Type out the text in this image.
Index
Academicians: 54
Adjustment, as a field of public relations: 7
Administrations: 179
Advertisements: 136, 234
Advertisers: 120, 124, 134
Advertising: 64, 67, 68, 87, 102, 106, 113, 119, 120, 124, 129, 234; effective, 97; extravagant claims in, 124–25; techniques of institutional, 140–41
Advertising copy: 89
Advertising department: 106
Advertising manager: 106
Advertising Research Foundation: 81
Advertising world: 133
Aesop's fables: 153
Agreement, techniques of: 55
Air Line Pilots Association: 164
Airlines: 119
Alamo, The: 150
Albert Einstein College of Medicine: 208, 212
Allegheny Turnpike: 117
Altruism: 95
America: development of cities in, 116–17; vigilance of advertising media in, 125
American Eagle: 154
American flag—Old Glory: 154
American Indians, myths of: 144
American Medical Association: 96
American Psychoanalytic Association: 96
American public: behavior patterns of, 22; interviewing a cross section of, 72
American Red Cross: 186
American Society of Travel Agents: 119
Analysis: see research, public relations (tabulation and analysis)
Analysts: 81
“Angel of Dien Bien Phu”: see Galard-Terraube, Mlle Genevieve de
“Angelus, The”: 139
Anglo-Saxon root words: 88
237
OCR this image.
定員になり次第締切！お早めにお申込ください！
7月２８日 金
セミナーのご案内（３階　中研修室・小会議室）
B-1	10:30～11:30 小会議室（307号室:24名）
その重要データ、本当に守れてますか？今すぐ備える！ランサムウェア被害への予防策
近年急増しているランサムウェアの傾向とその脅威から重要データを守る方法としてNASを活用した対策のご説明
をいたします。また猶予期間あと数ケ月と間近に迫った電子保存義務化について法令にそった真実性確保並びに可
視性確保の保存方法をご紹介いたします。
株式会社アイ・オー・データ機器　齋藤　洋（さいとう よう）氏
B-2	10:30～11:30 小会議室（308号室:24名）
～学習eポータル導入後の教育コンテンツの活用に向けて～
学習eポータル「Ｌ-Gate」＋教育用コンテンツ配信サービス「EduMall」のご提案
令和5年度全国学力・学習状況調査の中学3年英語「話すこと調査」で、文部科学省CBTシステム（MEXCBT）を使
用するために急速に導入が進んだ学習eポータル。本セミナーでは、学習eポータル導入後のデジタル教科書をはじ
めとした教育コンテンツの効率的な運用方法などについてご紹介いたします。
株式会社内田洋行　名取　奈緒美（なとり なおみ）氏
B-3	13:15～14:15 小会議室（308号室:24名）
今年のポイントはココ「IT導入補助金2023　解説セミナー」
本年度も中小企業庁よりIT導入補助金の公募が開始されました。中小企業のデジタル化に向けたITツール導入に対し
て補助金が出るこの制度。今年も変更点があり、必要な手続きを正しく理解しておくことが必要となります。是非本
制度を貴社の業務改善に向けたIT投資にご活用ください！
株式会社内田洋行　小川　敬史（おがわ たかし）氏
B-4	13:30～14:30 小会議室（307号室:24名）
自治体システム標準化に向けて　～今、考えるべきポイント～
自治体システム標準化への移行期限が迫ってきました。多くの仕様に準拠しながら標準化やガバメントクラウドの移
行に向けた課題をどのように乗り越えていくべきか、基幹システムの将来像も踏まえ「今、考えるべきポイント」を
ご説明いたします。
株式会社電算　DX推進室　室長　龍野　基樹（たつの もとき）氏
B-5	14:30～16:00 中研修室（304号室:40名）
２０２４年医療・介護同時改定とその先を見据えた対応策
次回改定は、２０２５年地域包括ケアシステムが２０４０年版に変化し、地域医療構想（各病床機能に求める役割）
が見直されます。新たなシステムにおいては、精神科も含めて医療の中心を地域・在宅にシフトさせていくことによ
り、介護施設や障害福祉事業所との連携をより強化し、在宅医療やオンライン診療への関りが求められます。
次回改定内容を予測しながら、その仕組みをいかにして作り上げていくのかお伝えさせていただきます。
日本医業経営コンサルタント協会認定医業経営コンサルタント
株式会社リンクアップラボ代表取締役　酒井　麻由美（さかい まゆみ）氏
──────────────────────────────
Using the material above, report each line where "Association" occurs.

◆ **Result of this exercise**
Air Line Pilots Association: 164
American Medical Association: 96
American Psychoanalytic Association: 96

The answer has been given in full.